- What you are asked to do:
Copy out the lines that include the word "name".

-- Begin Provided data --

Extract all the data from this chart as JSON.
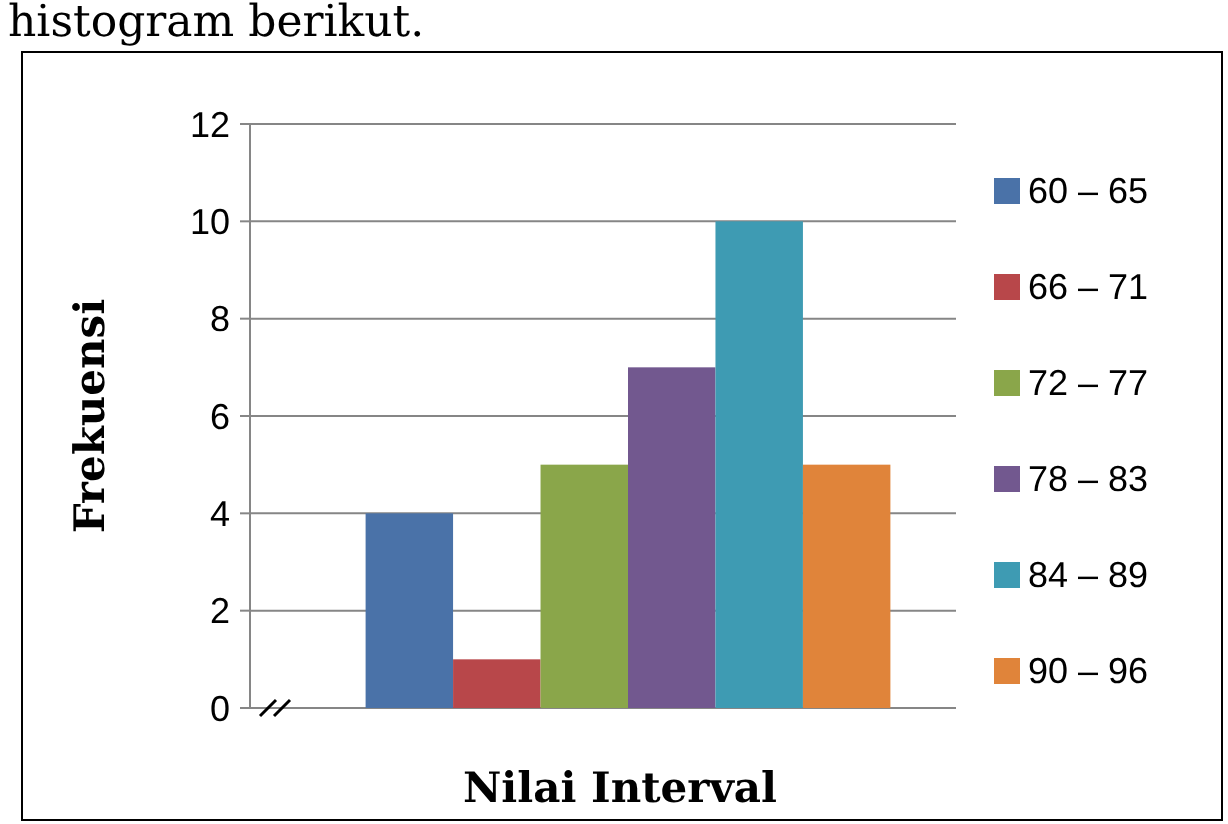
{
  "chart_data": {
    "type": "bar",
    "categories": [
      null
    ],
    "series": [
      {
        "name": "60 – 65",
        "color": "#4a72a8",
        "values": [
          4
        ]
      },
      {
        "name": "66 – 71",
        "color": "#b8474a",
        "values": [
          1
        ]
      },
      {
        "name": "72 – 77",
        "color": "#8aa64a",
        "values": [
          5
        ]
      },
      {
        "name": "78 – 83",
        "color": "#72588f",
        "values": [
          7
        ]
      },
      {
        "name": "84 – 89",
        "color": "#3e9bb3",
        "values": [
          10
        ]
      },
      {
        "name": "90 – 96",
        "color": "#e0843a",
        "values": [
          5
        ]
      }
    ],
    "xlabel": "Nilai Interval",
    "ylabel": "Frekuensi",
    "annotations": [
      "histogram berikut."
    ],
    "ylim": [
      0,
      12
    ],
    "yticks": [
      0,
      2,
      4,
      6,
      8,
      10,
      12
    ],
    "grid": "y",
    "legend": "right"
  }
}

-- End Provided data --

- Written reply:
        "name": "60 – 65",
        "name": "66 – 71",
        "name": "72 – 77",
        "name": "78 – 83",
        "name": "84 – 89",
        "name": "90 – 96",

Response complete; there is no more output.